WHAT THE TASK ASKS: Output all the entries word for word. Omit the pictures.

Stored data entries
—————

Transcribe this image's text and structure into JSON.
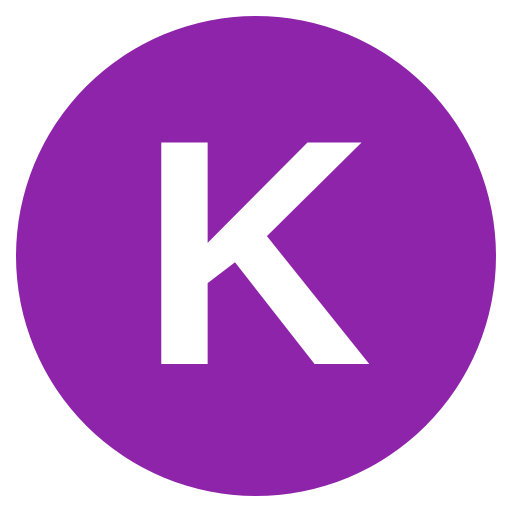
{
  "avatar": {
    "initial": "K",
    "background_color": "#8E24AA",
    "text_color": "#FFFFFF",
    "shape": "circle"
  }
}
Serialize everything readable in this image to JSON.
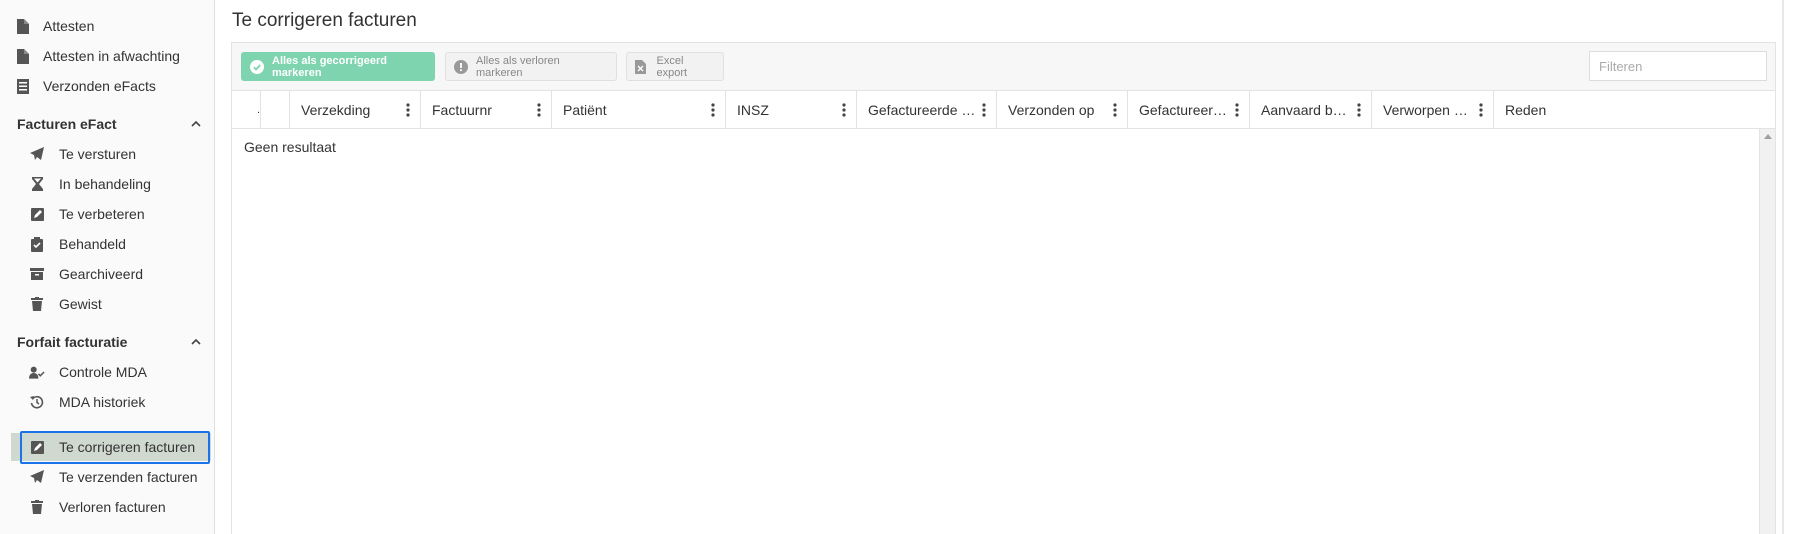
{
  "sidebar": {
    "top_items": [
      {
        "label": "Attesten",
        "icon": "file-icon"
      },
      {
        "label": "Attesten in afwachting",
        "icon": "file-icon"
      },
      {
        "label": "Verzonden eFacts",
        "icon": "list-file-icon"
      }
    ],
    "sections": [
      {
        "title": "Facturen eFact",
        "items": [
          {
            "label": "Te versturen",
            "icon": "paper-plane-icon"
          },
          {
            "label": "In behandeling",
            "icon": "hourglass-icon"
          },
          {
            "label": "Te verbeteren",
            "icon": "edit-icon"
          },
          {
            "label": "Behandeld",
            "icon": "clipboard-check-icon"
          },
          {
            "label": "Gearchiveerd",
            "icon": "archive-icon"
          },
          {
            "label": "Gewist",
            "icon": "trash-icon"
          }
        ]
      },
      {
        "title": "Forfait facturatie",
        "items": [
          {
            "label": "Controle MDA",
            "icon": "user-check-icon"
          },
          {
            "label": "MDA historiek",
            "icon": "history-icon"
          }
        ]
      }
    ],
    "bottom_items": [
      {
        "label": "Te corrigeren facturen",
        "icon": "edit-icon",
        "active": true
      },
      {
        "label": "Te verzenden facturen",
        "icon": "paper-plane-icon"
      },
      {
        "label": "Verloren facturen",
        "icon": "trash-icon"
      }
    ]
  },
  "main": {
    "title": "Te corrigeren facturen",
    "toolbar": {
      "mark_corrected_label": "Alles als gecorrigeerd markeren",
      "mark_lost_label": "Alles als verloren markeren",
      "excel_label": "Excel export",
      "filter_placeholder": "Filteren"
    },
    "columns": [
      "",
      "",
      "Verzekding",
      "Factuurnr",
      "Patiënt",
      "INSZ",
      "Gefactureerde …",
      "Verzonden op",
      "Gefactureer…",
      "Aanvaard b…",
      "Verworpen …",
      "Reden"
    ],
    "empty_text": "Geen resultaat"
  },
  "colors": {
    "accent_green": "#7dd4ae",
    "active_bg": "#d0d9d0",
    "focus_border": "#1a73e8"
  }
}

—————

RESULT OF THIS EXERCISE:
Transcribe this image's text and structure into JSON.
{
  "avatar": {
    "initial": "K",
    "background_color": "#8E24AA",
    "text_color": "#FFFFFF",
    "shape": "circle"
  }
}
Serialize everything readable in this image to JSON.
{
  "sidebar": {
    "top_items": [
      {
        "label": "Attesten",
        "icon": "file-icon"
      },
      {
        "label": "Attesten in afwachting",
        "icon": "file-icon"
      },
      {
        "label": "Verzonden eFacts",
        "icon": "list-file-icon"
      }
    ],
    "sections": [
      {
        "title": "Facturen eFact",
        "items": [
          {
            "label": "Te versturen",
            "icon": "paper-plane-icon"
          },
          {
            "label": "In behandeling",
            "icon": "hourglass-icon"
          },
          {
            "label": "Te verbeteren",
            "icon": "edit-icon"
          },
          {
            "label": "Behandeld",
            "icon": "clipboard-check-icon"
          },
          {
            "label": "Gearchiveerd",
            "icon": "archive-icon"
          },
          {
            "label": "Gewist",
            "icon": "trash-icon"
          }
        ]
      },
      {
        "title": "Forfait facturatie",
        "items": [
          {
            "label": "Controle MDA",
            "icon": "user-check-icon"
          },
          {
            "label": "MDA historiek",
            "icon": "history-icon"
          }
        ]
      }
    ],
    "bottom_items": [
      {
        "label": "Te corrigeren facturen",
        "icon": "edit-icon",
        "active": true
      },
      {
        "label": "Te verzenden facturen",
        "icon": "paper-plane-icon"
      },
      {
        "label": "Verloren facturen",
        "icon": "trash-icon"
      }
    ]
  },
  "main": {
    "title": "Te corrigeren facturen",
    "toolbar": {
      "mark_corrected_label": "Alles als gecorrigeerd markeren",
      "mark_lost_label": "Alles als verloren markeren",
      "excel_label": "Excel export",
      "filter_placeholder": "Filteren"
    },
    "columns": [
      "",
      "",
      "Verzekding",
      "Factuurnr",
      "Patiënt",
      "INSZ",
      "Gefactureerde …",
      "Verzonden op",
      "Gefactureer…",
      "Aanvaard b…",
      "Verworpen …",
      "Reden"
    ],
    "empty_text": "Geen resultaat"
  },
  "colors": {
    "accent_green": "#7dd4ae",
    "active_bg": "#d0d9d0",
    "focus_border": "#1a73e8"
  }
}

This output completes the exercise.